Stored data
* BEGIN *
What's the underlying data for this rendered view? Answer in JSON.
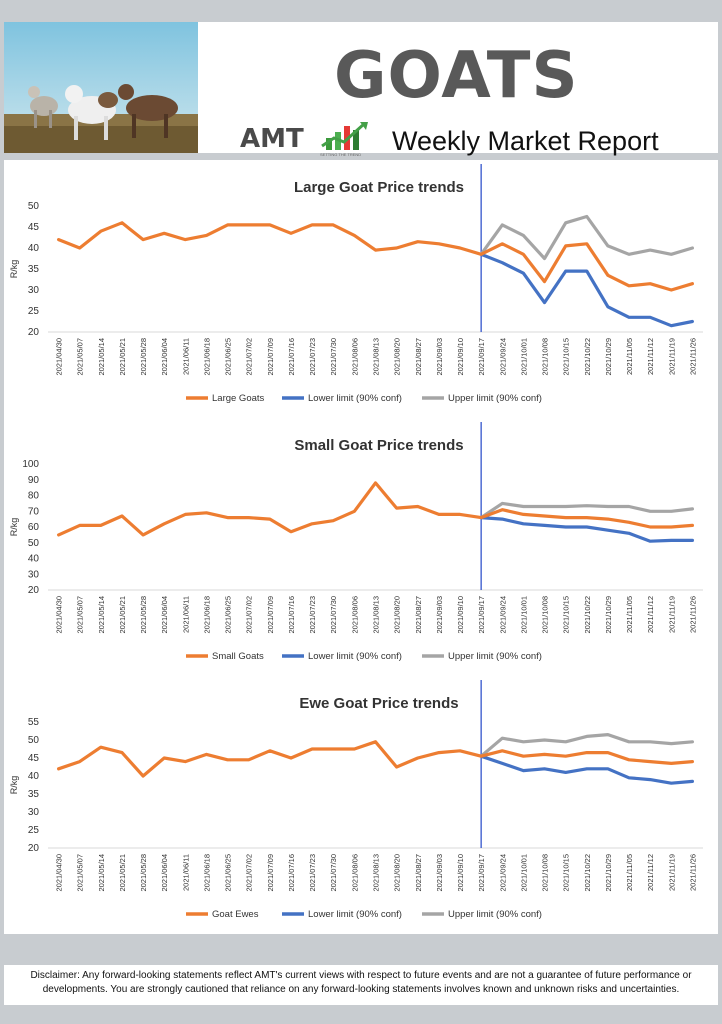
{
  "header": {
    "title": "GOATS",
    "logo_text": "AMT",
    "logo_tagline": "SETTING THE TREND",
    "subtitle": "Weekly Market Report"
  },
  "disclaimer": "Disclaimer:  Any forward-looking statements reflect AMT's current views with respect to future events and are not a guarantee of future performance or developments. You are strongly cautioned that reliance on any forward-looking statements involves known and unknown risks and uncertainties.",
  "colors": {
    "price": "#ed7d31",
    "lower": "#4472c4",
    "upper": "#a5a5a5",
    "divider": "#3355cc"
  },
  "chart_data": [
    {
      "type": "line",
      "title": "Large Goat Price trends",
      "ylabel": "R/kg",
      "ylim": [
        20,
        50
      ],
      "yticks": [
        20,
        25,
        30,
        35,
        40,
        45,
        50
      ],
      "grid": false,
      "legend_position": "bottom",
      "categories": [
        "2021/04/30",
        "2021/05/07",
        "2021/05/14",
        "2021/05/21",
        "2021/05/28",
        "2021/06/04",
        "2021/06/11",
        "2021/06/18",
        "2021/06/25",
        "2021/07/02",
        "2021/07/09",
        "2021/07/16",
        "2021/07/23",
        "2021/07/30",
        "2021/08/06",
        "2021/08/13",
        "2021/08/20",
        "2021/08/27",
        "2021/09/03",
        "2021/09/10",
        "2021/09/17",
        "2021/09/24",
        "2021/10/01",
        "2021/10/08",
        "2021/10/15",
        "2021/10/22",
        "2021/10/29",
        "2021/11/05",
        "2021/11/12",
        "2021/11/19",
        "2021/11/26"
      ],
      "series": [
        {
          "name": "Large Goats",
          "color": "#ed7d31",
          "values": [
            42,
            40,
            44,
            46,
            42,
            43.5,
            42,
            43,
            45.5,
            45.5,
            45.5,
            43.5,
            45.5,
            45.5,
            43,
            39.5,
            40,
            41.5,
            41,
            40,
            38.5,
            41,
            38.5,
            32,
            40.5,
            41,
            33.5,
            31,
            31.5,
            30,
            31.5
          ]
        },
        {
          "name": "Lower limit (90% conf)",
          "color": "#4472c4",
          "values": [
            null,
            null,
            null,
            null,
            null,
            null,
            null,
            null,
            null,
            null,
            null,
            null,
            null,
            null,
            null,
            null,
            null,
            null,
            null,
            null,
            38.5,
            36.5,
            34,
            27,
            34.5,
            34.5,
            26,
            23.5,
            23.5,
            21.5,
            22.5
          ]
        },
        {
          "name": "Upper limit (90% conf)",
          "color": "#a5a5a5",
          "values": [
            null,
            null,
            null,
            null,
            null,
            null,
            null,
            null,
            null,
            null,
            null,
            null,
            null,
            null,
            null,
            null,
            null,
            null,
            null,
            null,
            38.5,
            45.5,
            43,
            37.5,
            46,
            47.5,
            40.5,
            38.5,
            39.5,
            38.5,
            40
          ]
        }
      ]
    },
    {
      "type": "line",
      "title": "Small Goat Price trends",
      "ylabel": "R/kg",
      "ylim": [
        20,
        100
      ],
      "yticks": [
        20,
        30,
        40,
        50,
        60,
        70,
        80,
        90,
        100
      ],
      "grid": false,
      "legend_position": "bottom",
      "categories": [
        "2021/04/30",
        "2021/05/07",
        "2021/05/14",
        "2021/05/21",
        "2021/05/28",
        "2021/06/04",
        "2021/06/11",
        "2021/06/18",
        "2021/06/25",
        "2021/07/02",
        "2021/07/09",
        "2021/07/16",
        "2021/07/23",
        "2021/07/30",
        "2021/08/06",
        "2021/08/13",
        "2021/08/20",
        "2021/08/27",
        "2021/09/03",
        "2021/09/10",
        "2021/09/17",
        "2021/09/24",
        "2021/10/01",
        "2021/10/08",
        "2021/10/15",
        "2021/10/22",
        "2021/10/29",
        "2021/11/05",
        "2021/11/12",
        "2021/11/19",
        "2021/11/26"
      ],
      "series": [
        {
          "name": "Small Goats",
          "color": "#ed7d31",
          "values": [
            55,
            61,
            61,
            67,
            55,
            62,
            68,
            69,
            66,
            66,
            65,
            57,
            62,
            64,
            70,
            88,
            72,
            73,
            68,
            68,
            66,
            71,
            68,
            67,
            66,
            66,
            65,
            63,
            60,
            60,
            61
          ]
        },
        {
          "name": "Lower limit (90% conf)",
          "color": "#4472c4",
          "values": [
            null,
            null,
            null,
            null,
            null,
            null,
            null,
            null,
            null,
            null,
            null,
            null,
            null,
            null,
            null,
            null,
            null,
            null,
            null,
            null,
            66,
            65,
            62,
            61,
            60,
            60,
            58,
            56,
            51,
            51.5,
            51.5
          ]
        },
        {
          "name": "Upper limit (90% conf)",
          "color": "#a5a5a5",
          "values": [
            null,
            null,
            null,
            null,
            null,
            null,
            null,
            null,
            null,
            null,
            null,
            null,
            null,
            null,
            null,
            null,
            null,
            null,
            null,
            null,
            66,
            75,
            73,
            73,
            73,
            73.5,
            73,
            73,
            70,
            70,
            71.5
          ]
        }
      ]
    },
    {
      "type": "line",
      "title": "Ewe Goat Price trends",
      "ylabel": "R/kg",
      "ylim": [
        20,
        55
      ],
      "yticks": [
        20,
        25,
        30,
        35,
        40,
        45,
        50,
        55
      ],
      "grid": false,
      "legend_position": "bottom",
      "categories": [
        "2021/04/30",
        "2021/05/07",
        "2021/05/14",
        "2021/05/21",
        "2021/05/28",
        "2021/06/04",
        "2021/06/11",
        "2021/06/18",
        "2021/06/25",
        "2021/07/02",
        "2021/07/09",
        "2021/07/16",
        "2021/07/23",
        "2021/07/30",
        "2021/08/06",
        "2021/08/13",
        "2021/08/20",
        "2021/08/27",
        "2021/09/03",
        "2021/09/10",
        "2021/09/17",
        "2021/09/24",
        "2021/10/01",
        "2021/10/08",
        "2021/10/15",
        "2021/10/22",
        "2021/10/29",
        "2021/11/05",
        "2021/11/12",
        "2021/11/19",
        "2021/11/26"
      ],
      "series": [
        {
          "name": "Goat Ewes",
          "color": "#ed7d31",
          "values": [
            42,
            44,
            48,
            46.5,
            40,
            45,
            44,
            46,
            44.5,
            44.5,
            47,
            45,
            47.5,
            47.5,
            47.5,
            49.5,
            42.5,
            45,
            46.5,
            47,
            45.5,
            47,
            45.5,
            46,
            45.5,
            46.5,
            46.5,
            44.5,
            44,
            43.5,
            44
          ]
        },
        {
          "name": "Lower limit (90% conf)",
          "color": "#4472c4",
          "values": [
            null,
            null,
            null,
            null,
            null,
            null,
            null,
            null,
            null,
            null,
            null,
            null,
            null,
            null,
            null,
            null,
            null,
            null,
            null,
            null,
            45.5,
            43.5,
            41.5,
            42,
            41,
            42,
            42,
            39.5,
            39,
            38,
            38.5
          ]
        },
        {
          "name": "Upper limit (90% conf)",
          "color": "#a5a5a5",
          "values": [
            null,
            null,
            null,
            null,
            null,
            null,
            null,
            null,
            null,
            null,
            null,
            null,
            null,
            null,
            null,
            null,
            null,
            null,
            null,
            null,
            45.5,
            50.5,
            49.5,
            50,
            49.5,
            51,
            51.5,
            49.5,
            49.5,
            49,
            49.5
          ]
        }
      ]
    }
  ]
}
* END *
Can you repeat every record above exactly, apart from the pictures?

COMPLETED EXERCISE:
What's the underlying data for this rendered view? Answer in JSON.
{
  "header": {
    "title": "GOATS",
    "logo_text": "AMT",
    "logo_tagline": "SETTING THE TREND",
    "subtitle": "Weekly Market Report"
  },
  "disclaimer": "Disclaimer:  Any forward-looking statements reflect AMT's current views with respect to future events and are not a guarantee of future performance or developments. You are strongly cautioned that reliance on any forward-looking statements involves known and unknown risks and uncertainties.",
  "colors": {
    "price": "#ed7d31",
    "lower": "#4472c4",
    "upper": "#a5a5a5",
    "divider": "#3355cc"
  },
  "chart_data": [
    {
      "type": "line",
      "title": "Large Goat Price trends",
      "ylabel": "R/kg",
      "ylim": [
        20,
        50
      ],
      "yticks": [
        20,
        25,
        30,
        35,
        40,
        45,
        50
      ],
      "grid": false,
      "legend_position": "bottom",
      "categories": [
        "2021/04/30",
        "2021/05/07",
        "2021/05/14",
        "2021/05/21",
        "2021/05/28",
        "2021/06/04",
        "2021/06/11",
        "2021/06/18",
        "2021/06/25",
        "2021/07/02",
        "2021/07/09",
        "2021/07/16",
        "2021/07/23",
        "2021/07/30",
        "2021/08/06",
        "2021/08/13",
        "2021/08/20",
        "2021/08/27",
        "2021/09/03",
        "2021/09/10",
        "2021/09/17",
        "2021/09/24",
        "2021/10/01",
        "2021/10/08",
        "2021/10/15",
        "2021/10/22",
        "2021/10/29",
        "2021/11/05",
        "2021/11/12",
        "2021/11/19",
        "2021/11/26"
      ],
      "series": [
        {
          "name": "Large Goats",
          "color": "#ed7d31",
          "values": [
            42,
            40,
            44,
            46,
            42,
            43.5,
            42,
            43,
            45.5,
            45.5,
            45.5,
            43.5,
            45.5,
            45.5,
            43,
            39.5,
            40,
            41.5,
            41,
            40,
            38.5,
            41,
            38.5,
            32,
            40.5,
            41,
            33.5,
            31,
            31.5,
            30,
            31.5
          ]
        },
        {
          "name": "Lower limit (90% conf)",
          "color": "#4472c4",
          "values": [
            null,
            null,
            null,
            null,
            null,
            null,
            null,
            null,
            null,
            null,
            null,
            null,
            null,
            null,
            null,
            null,
            null,
            null,
            null,
            null,
            38.5,
            36.5,
            34,
            27,
            34.5,
            34.5,
            26,
            23.5,
            23.5,
            21.5,
            22.5
          ]
        },
        {
          "name": "Upper limit (90% conf)",
          "color": "#a5a5a5",
          "values": [
            null,
            null,
            null,
            null,
            null,
            null,
            null,
            null,
            null,
            null,
            null,
            null,
            null,
            null,
            null,
            null,
            null,
            null,
            null,
            null,
            38.5,
            45.5,
            43,
            37.5,
            46,
            47.5,
            40.5,
            38.5,
            39.5,
            38.5,
            40
          ]
        }
      ]
    },
    {
      "type": "line",
      "title": "Small Goat Price trends",
      "ylabel": "R/kg",
      "ylim": [
        20,
        100
      ],
      "yticks": [
        20,
        30,
        40,
        50,
        60,
        70,
        80,
        90,
        100
      ],
      "grid": false,
      "legend_position": "bottom",
      "categories": [
        "2021/04/30",
        "2021/05/07",
        "2021/05/14",
        "2021/05/21",
        "2021/05/28",
        "2021/06/04",
        "2021/06/11",
        "2021/06/18",
        "2021/06/25",
        "2021/07/02",
        "2021/07/09",
        "2021/07/16",
        "2021/07/23",
        "2021/07/30",
        "2021/08/06",
        "2021/08/13",
        "2021/08/20",
        "2021/08/27",
        "2021/09/03",
        "2021/09/10",
        "2021/09/17",
        "2021/09/24",
        "2021/10/01",
        "2021/10/08",
        "2021/10/15",
        "2021/10/22",
        "2021/10/29",
        "2021/11/05",
        "2021/11/12",
        "2021/11/19",
        "2021/11/26"
      ],
      "series": [
        {
          "name": "Small Goats",
          "color": "#ed7d31",
          "values": [
            55,
            61,
            61,
            67,
            55,
            62,
            68,
            69,
            66,
            66,
            65,
            57,
            62,
            64,
            70,
            88,
            72,
            73,
            68,
            68,
            66,
            71,
            68,
            67,
            66,
            66,
            65,
            63,
            60,
            60,
            61
          ]
        },
        {
          "name": "Lower limit (90% conf)",
          "color": "#4472c4",
          "values": [
            null,
            null,
            null,
            null,
            null,
            null,
            null,
            null,
            null,
            null,
            null,
            null,
            null,
            null,
            null,
            null,
            null,
            null,
            null,
            null,
            66,
            65,
            62,
            61,
            60,
            60,
            58,
            56,
            51,
            51.5,
            51.5
          ]
        },
        {
          "name": "Upper limit (90% conf)",
          "color": "#a5a5a5",
          "values": [
            null,
            null,
            null,
            null,
            null,
            null,
            null,
            null,
            null,
            null,
            null,
            null,
            null,
            null,
            null,
            null,
            null,
            null,
            null,
            null,
            66,
            75,
            73,
            73,
            73,
            73.5,
            73,
            73,
            70,
            70,
            71.5
          ]
        }
      ]
    },
    {
      "type": "line",
      "title": "Ewe Goat Price trends",
      "ylabel": "R/kg",
      "ylim": [
        20,
        55
      ],
      "yticks": [
        20,
        25,
        30,
        35,
        40,
        45,
        50,
        55
      ],
      "grid": false,
      "legend_position": "bottom",
      "categories": [
        "2021/04/30",
        "2021/05/07",
        "2021/05/14",
        "2021/05/21",
        "2021/05/28",
        "2021/06/04",
        "2021/06/11",
        "2021/06/18",
        "2021/06/25",
        "2021/07/02",
        "2021/07/09",
        "2021/07/16",
        "2021/07/23",
        "2021/07/30",
        "2021/08/06",
        "2021/08/13",
        "2021/08/20",
        "2021/08/27",
        "2021/09/03",
        "2021/09/10",
        "2021/09/17",
        "2021/09/24",
        "2021/10/01",
        "2021/10/08",
        "2021/10/15",
        "2021/10/22",
        "2021/10/29",
        "2021/11/05",
        "2021/11/12",
        "2021/11/19",
        "2021/11/26"
      ],
      "series": [
        {
          "name": "Goat Ewes",
          "color": "#ed7d31",
          "values": [
            42,
            44,
            48,
            46.5,
            40,
            45,
            44,
            46,
            44.5,
            44.5,
            47,
            45,
            47.5,
            47.5,
            47.5,
            49.5,
            42.5,
            45,
            46.5,
            47,
            45.5,
            47,
            45.5,
            46,
            45.5,
            46.5,
            46.5,
            44.5,
            44,
            43.5,
            44
          ]
        },
        {
          "name": "Lower limit (90% conf)",
          "color": "#4472c4",
          "values": [
            null,
            null,
            null,
            null,
            null,
            null,
            null,
            null,
            null,
            null,
            null,
            null,
            null,
            null,
            null,
            null,
            null,
            null,
            null,
            null,
            45.5,
            43.5,
            41.5,
            42,
            41,
            42,
            42,
            39.5,
            39,
            38,
            38.5
          ]
        },
        {
          "name": "Upper limit (90% conf)",
          "color": "#a5a5a5",
          "values": [
            null,
            null,
            null,
            null,
            null,
            null,
            null,
            null,
            null,
            null,
            null,
            null,
            null,
            null,
            null,
            null,
            null,
            null,
            null,
            null,
            45.5,
            50.5,
            49.5,
            50,
            49.5,
            51,
            51.5,
            49.5,
            49.5,
            49,
            49.5
          ]
        }
      ]
    }
  ]
}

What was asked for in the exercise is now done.